» **Request**
Work out the number of lines containing "ethnisch". Answer with nothing but that number.

» **Records**
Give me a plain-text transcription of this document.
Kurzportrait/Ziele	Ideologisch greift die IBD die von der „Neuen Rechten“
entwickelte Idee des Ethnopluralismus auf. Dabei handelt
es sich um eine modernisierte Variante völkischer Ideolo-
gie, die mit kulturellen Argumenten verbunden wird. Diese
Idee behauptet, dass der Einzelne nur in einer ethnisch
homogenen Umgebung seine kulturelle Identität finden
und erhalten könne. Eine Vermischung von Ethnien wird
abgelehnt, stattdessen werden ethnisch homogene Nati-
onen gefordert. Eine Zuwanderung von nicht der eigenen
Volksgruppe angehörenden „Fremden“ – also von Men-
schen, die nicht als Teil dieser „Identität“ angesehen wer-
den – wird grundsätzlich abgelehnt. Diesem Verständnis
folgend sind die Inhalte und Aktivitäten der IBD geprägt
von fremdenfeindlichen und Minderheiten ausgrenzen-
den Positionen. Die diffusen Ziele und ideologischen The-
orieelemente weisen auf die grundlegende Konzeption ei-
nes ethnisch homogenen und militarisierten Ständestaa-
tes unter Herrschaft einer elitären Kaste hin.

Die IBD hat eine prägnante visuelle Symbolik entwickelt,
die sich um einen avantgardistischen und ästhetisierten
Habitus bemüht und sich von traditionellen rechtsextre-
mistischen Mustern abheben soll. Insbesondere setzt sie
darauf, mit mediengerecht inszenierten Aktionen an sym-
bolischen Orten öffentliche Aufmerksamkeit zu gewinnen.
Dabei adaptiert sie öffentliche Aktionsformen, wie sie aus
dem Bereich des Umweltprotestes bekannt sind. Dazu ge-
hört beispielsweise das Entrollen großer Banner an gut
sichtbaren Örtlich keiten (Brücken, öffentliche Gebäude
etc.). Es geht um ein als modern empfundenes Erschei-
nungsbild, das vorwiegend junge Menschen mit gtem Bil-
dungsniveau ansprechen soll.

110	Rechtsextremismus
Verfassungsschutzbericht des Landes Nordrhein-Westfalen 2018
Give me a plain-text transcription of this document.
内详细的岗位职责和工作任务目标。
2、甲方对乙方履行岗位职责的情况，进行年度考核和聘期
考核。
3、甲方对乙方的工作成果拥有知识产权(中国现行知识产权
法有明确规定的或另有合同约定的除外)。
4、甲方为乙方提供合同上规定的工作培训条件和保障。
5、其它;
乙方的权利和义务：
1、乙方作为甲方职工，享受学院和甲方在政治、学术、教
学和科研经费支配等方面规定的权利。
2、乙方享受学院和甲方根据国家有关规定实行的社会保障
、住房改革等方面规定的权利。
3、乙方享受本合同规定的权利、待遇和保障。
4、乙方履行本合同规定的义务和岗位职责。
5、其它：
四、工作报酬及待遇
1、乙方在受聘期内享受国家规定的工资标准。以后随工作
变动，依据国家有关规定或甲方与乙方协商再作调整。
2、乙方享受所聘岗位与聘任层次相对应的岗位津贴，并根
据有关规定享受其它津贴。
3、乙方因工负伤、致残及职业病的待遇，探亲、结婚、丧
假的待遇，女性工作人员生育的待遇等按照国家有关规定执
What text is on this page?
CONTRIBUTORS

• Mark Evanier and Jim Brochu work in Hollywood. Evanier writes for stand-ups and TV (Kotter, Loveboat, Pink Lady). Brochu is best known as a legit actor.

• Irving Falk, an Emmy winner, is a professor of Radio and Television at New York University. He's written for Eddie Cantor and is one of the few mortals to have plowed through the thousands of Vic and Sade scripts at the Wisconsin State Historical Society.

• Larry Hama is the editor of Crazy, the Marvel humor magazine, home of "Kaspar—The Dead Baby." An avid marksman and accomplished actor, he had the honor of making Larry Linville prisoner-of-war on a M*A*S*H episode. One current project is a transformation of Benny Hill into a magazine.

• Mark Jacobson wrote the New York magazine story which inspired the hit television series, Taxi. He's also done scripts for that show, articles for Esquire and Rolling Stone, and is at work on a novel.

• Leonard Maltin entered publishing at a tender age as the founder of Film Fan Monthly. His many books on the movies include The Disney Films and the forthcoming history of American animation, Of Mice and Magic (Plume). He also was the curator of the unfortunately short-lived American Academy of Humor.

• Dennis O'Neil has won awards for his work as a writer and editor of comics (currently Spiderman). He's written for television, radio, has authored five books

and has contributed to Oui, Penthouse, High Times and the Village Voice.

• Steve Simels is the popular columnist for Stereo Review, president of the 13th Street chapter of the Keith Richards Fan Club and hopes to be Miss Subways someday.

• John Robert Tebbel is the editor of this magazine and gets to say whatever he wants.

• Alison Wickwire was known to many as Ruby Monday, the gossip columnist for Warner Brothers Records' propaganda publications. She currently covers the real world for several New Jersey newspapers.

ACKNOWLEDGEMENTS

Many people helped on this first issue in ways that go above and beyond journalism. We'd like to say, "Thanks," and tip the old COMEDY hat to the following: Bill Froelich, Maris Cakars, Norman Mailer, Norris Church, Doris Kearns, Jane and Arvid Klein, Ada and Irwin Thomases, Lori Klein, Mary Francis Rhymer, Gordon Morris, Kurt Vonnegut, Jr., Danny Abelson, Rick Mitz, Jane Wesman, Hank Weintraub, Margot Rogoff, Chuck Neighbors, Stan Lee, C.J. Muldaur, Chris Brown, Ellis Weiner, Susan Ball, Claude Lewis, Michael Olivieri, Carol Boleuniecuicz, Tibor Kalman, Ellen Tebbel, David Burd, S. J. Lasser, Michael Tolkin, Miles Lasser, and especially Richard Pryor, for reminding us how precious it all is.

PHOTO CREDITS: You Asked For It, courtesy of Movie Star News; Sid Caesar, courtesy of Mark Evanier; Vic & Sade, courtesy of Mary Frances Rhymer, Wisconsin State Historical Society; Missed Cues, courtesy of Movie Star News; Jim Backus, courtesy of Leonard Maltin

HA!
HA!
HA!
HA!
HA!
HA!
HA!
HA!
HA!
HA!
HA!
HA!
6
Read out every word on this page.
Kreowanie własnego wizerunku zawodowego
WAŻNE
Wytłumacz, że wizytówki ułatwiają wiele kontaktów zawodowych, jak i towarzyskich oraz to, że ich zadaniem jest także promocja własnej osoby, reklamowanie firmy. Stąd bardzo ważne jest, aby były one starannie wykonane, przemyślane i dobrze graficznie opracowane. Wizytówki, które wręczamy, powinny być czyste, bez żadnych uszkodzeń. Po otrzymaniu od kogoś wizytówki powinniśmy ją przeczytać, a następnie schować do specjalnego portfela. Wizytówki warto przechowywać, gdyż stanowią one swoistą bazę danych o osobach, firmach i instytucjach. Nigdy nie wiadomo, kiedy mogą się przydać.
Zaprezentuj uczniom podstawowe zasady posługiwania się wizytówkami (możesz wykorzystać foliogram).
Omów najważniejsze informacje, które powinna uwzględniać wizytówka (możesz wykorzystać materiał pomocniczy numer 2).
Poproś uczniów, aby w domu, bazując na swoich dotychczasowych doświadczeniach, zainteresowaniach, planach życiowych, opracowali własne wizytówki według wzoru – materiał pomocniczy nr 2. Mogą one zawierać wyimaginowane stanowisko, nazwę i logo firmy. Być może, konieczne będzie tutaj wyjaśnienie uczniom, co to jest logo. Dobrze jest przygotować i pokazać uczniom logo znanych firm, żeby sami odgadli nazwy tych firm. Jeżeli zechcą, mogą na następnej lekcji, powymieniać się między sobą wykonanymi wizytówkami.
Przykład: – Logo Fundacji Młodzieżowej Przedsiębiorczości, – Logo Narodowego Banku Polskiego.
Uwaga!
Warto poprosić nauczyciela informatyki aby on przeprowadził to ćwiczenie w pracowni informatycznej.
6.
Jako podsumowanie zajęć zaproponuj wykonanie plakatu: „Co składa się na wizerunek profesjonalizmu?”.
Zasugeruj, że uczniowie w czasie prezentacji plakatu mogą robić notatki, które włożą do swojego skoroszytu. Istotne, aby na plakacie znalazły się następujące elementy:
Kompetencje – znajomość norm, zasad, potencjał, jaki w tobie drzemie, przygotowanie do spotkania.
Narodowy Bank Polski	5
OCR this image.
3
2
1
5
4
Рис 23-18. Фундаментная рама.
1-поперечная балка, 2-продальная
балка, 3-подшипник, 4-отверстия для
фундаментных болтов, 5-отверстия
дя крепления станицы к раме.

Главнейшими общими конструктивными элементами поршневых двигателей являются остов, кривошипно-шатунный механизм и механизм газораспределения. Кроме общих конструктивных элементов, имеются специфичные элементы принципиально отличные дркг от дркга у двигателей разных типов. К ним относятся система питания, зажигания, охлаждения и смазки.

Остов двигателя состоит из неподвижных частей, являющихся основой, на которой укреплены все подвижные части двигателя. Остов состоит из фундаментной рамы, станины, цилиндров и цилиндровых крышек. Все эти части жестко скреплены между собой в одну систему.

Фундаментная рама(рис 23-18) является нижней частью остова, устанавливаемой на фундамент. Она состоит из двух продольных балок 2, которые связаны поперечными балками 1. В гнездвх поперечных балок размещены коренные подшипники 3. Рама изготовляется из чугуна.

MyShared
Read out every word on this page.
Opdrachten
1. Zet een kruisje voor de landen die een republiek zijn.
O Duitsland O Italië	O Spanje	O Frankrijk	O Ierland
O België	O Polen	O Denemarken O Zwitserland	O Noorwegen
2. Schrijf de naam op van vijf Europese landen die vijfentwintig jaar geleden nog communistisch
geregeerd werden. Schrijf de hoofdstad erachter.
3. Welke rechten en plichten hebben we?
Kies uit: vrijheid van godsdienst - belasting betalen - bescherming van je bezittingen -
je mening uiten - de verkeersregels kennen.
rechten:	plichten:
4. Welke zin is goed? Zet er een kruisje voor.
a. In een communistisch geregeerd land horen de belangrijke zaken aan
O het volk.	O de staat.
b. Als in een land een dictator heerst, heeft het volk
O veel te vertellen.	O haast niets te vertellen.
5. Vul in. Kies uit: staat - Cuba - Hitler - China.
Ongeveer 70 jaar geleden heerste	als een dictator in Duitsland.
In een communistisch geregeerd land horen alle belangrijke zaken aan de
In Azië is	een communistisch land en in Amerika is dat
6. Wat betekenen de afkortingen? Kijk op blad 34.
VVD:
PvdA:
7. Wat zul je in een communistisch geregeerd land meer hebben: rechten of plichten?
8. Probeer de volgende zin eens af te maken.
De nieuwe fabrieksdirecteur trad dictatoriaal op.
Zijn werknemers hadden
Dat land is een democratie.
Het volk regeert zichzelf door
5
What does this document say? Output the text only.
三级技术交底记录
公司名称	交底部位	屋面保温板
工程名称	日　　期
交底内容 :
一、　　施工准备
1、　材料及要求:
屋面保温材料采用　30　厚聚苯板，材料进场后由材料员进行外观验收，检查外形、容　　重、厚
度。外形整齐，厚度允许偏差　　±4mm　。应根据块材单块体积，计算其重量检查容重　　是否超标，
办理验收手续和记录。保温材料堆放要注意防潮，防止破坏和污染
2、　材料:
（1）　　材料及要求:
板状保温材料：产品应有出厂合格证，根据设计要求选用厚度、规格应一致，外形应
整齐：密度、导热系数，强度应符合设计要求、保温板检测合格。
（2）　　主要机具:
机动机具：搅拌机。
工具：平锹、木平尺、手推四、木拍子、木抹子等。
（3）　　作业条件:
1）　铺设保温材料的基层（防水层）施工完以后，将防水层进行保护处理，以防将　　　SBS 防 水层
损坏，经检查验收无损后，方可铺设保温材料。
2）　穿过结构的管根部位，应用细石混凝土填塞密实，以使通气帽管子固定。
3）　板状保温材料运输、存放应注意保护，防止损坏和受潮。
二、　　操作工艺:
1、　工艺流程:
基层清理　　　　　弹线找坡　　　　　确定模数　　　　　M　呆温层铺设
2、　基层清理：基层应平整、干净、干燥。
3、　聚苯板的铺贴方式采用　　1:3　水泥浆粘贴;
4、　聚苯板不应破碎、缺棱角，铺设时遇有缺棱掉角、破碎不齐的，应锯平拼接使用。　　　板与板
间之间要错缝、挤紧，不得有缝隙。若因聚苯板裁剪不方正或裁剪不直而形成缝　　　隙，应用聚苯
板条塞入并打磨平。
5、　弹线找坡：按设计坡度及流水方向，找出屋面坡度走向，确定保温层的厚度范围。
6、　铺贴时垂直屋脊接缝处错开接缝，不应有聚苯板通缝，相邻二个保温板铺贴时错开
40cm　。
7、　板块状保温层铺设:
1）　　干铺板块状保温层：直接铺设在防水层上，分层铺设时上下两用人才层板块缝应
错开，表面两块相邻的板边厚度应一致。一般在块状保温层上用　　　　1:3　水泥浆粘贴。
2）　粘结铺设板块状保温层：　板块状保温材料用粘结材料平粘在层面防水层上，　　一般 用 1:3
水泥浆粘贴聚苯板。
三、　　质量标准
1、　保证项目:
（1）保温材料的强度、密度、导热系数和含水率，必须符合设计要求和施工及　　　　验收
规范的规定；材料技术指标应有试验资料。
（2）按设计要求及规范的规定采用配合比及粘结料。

» **Right answer**
3